- **Extrait choisi**
******************************

La réhabilitation de lieux historiques en ville est devenue assez courante. Comme à Gand, par exemple, où la célèbre caserne Léopold a vu sa fonction initiale totalement métamorphosée. Après des travaux d’envergure débutés en 2019, c’est aujourd'hui un nouveau lieu de vie, d’habitation et de détente qui s’y profile, dont les différents volumes seront occupés par une grande variété d’utilisateurs à partir de mars.
par Jan Hoffman
Le site abrite différents bâtiments, notamment des appartements, un hôtel de ville, plusieurs maisons mitoyennes et un nouveau bâtiment provincial central. Le tout encadrant un espace vert intérieur, aménagé à la place de l’ancienne cour de parade, transformée en parc de quartier accessible via les rues adjacentes.
Le plan directeur a été réalisé par les bureaux d’architecture B2Ai architects, 360 Architecten et Sergison Bates Architects. Pour les espaces verts, ils ont travaillé avec DELVA Landscape Architects (jardins privés) et Buro landschap (cour intérieure), tandis que le développement du projet était géré par Ciril, Matexi et Democo.
Le site est composé de différents bâtiments, entourant l’espace vert. Ici, on voit le bâtiment B, rénové en immeuble à appartements, vu depuis le parc intérieur en cours de réalisation.
Patio central en contrebas
Pour en savoir plus sur ce projet, nous sommes allés à la rencontre de B2Ai architects, qui s'est chargé d'une partie de l'architecture, mais aussi de l'aménagement intérieur des parties communes des logements privés. Sandra Ghesquiere, architecte principale du projet, nous en dit plus sur cette prestigieuse réalisation au cœur du tissu urbain de Gand.
“En 2015, le service Bâtiments de la Province de Flandre orientale a sollicité des propositions pour un projet évolutif devant répondre aux besoins futurs de la ville. L'objectif était de développer un concept offrant une vision moderne de plusieurs fonctions urbaines importantes, comme le logement pour toutes les générations, les espaces verts, la culture et le tourisme durable. Le client a choisi notre concept collectif, dont le patio central en contrebas attire l’attention sur ce carrefour urbain condensé, où les interactions entre les diverses fonctions permettront au projet de garder toute sa pertinence pendant de nombreuses années. L’architecture initialement fermée de la caserne s’ouvre ainsi sur le reste de la ville et se mue en pôle urbain moderne et transparent, articulé autour d’un bâtiment provincial.
La nouvelle entrée dans le mur d'enceinte de la maison située derrière.

******************************

- **Données présentées**
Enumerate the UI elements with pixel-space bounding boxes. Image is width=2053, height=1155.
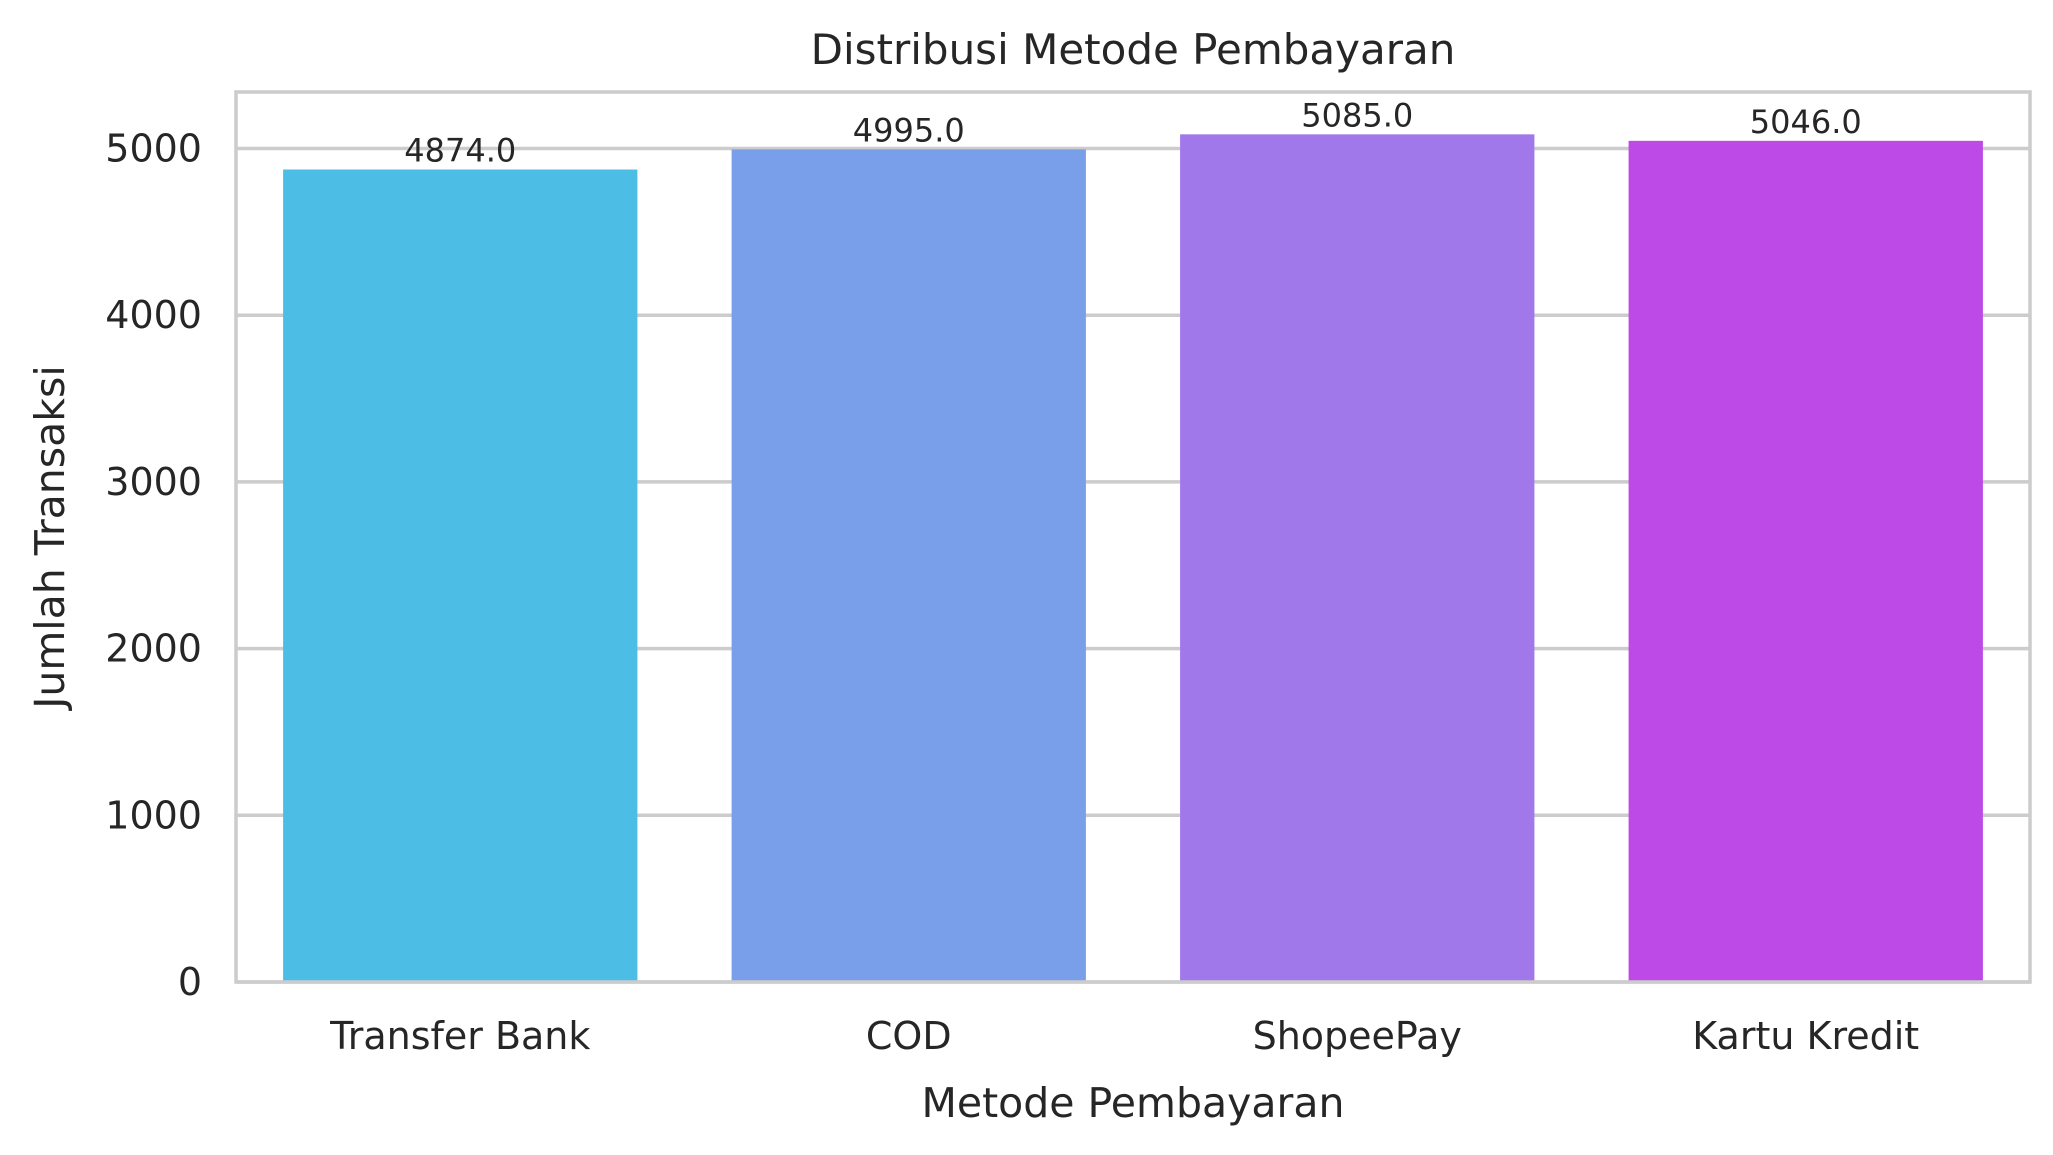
data-label-cod: 4995.0 <box>853 111 965 149</box>
y-tick-label-2000: 2000 <box>105 627 202 671</box>
bar-kartu-kredit <box>1628 140 1983 983</box>
data-label-shopeepay: 5085.0 <box>1301 96 1413 134</box>
bar-shopeepay <box>1180 134 1535 983</box>
y-tick-label-3000: 3000 <box>105 460 202 504</box>
chart-title: Distribusi Metode Pembayaran <box>811 25 1456 74</box>
data-labels: 4874.0 4995.0 5085.0 5046.0 <box>404 96 1861 169</box>
bars <box>283 134 1983 983</box>
y-axis-label: Jumlah Transaksi <box>26 365 74 712</box>
x-tick-label-cod: COD <box>866 1014 952 1058</box>
x-tick-label-shopeepay: ShopeePay <box>1253 1014 1462 1058</box>
x-tick-labels: Transfer Bank COD ShopeePay Kartu Kredit <box>329 1014 1919 1058</box>
bar-transfer-bank <box>283 169 638 982</box>
y-tick-label-4000: 4000 <box>105 293 202 337</box>
bar-cod <box>731 149 1086 983</box>
y-tick-labels: 0 1000 2000 3000 4000 5000 <box>105 127 202 1004</box>
x-tick-label-transfer-bank: Transfer Bank <box>329 1014 590 1058</box>
data-label-transfer-bank: 4874.0 <box>404 132 516 170</box>
x-axis-label: Metode Pembayaran <box>922 1079 1345 1127</box>
y-tick-label-5000: 5000 <box>105 127 202 171</box>
data-label-kartu-kredit: 5046.0 <box>1750 103 1862 141</box>
y-tick-label-1000: 1000 <box>105 793 202 837</box>
y-tick-label-0: 0 <box>178 960 202 1004</box>
x-tick-label-kartu-kredit: Kartu Kredit <box>1692 1014 1919 1058</box>
plot-frame <box>234 90 2032 984</box>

******************************

- **Travail demandé**
[1] Selon le texte sur la caserne Léopold, quels bâtiments le site abrite-t-il ? Nommez-les tous.
[2] Recopiez sans rien changer, dans les entrées, tout ce qui va de la ligne contenant "data-label-cod: 4995.0 <box>853" jusqu'à la ligne contenant "x-tick-label-transfer-bank: Transfer Bank", ces deux lignes comprises.

- **Réponses rédigées**
[1]
- des appartements
- un hôtel de ville
- plusieurs maisons mitoyennes
- un nouveau bâtiment provincial central

[2]
data-label-cod: 4995.0 <box>853 111 965 149</box>
y-tick-label-2000: 2000 <box>105 627 202 671</box>
bar-kartu-kredit <box>1628 140 1983 983</box>
data-label-shopeepay: 5085.0 <box>1301 96 1413 134</box>
bar-shopeepay <box>1180 134 1535 983</box>
y-tick-label-3000: 3000 <box>105 460 202 504</box>
chart-title: Distribusi Metode Pembayaran <box>811 25 1456 74</box>
data-labels: 4874.0 4995.0 5085.0 5046.0 <box>404 96 1861 169</box>
bars <box>283 134 1983 983</box>
y-axis-label: Jumlah Transaksi <box>26 365 74 712</box>
x-tick-label-cod: COD <box>866 1014 952 1058</box>
x-tick-label-shopeepay: ShopeePay <box>1253 1014 1462 1058</box>
x-tick-labels: Transfer Bank COD ShopeePay Kartu Kredit <box>329 1014 1919 1058</box>
bar-transfer-bank <box>283 169 638 982</box>
y-tick-label-4000: 4000 <box>105 293 202 337</box>
bar-cod <box>731 149 1086 983</box>
y-tick-labels: 0 1000 2000 3000 4000 5000 <box>105 127 202 1004</box>
x-tick-label-transfer-bank: Transfer Bank <box>329 1014 590 1058</box>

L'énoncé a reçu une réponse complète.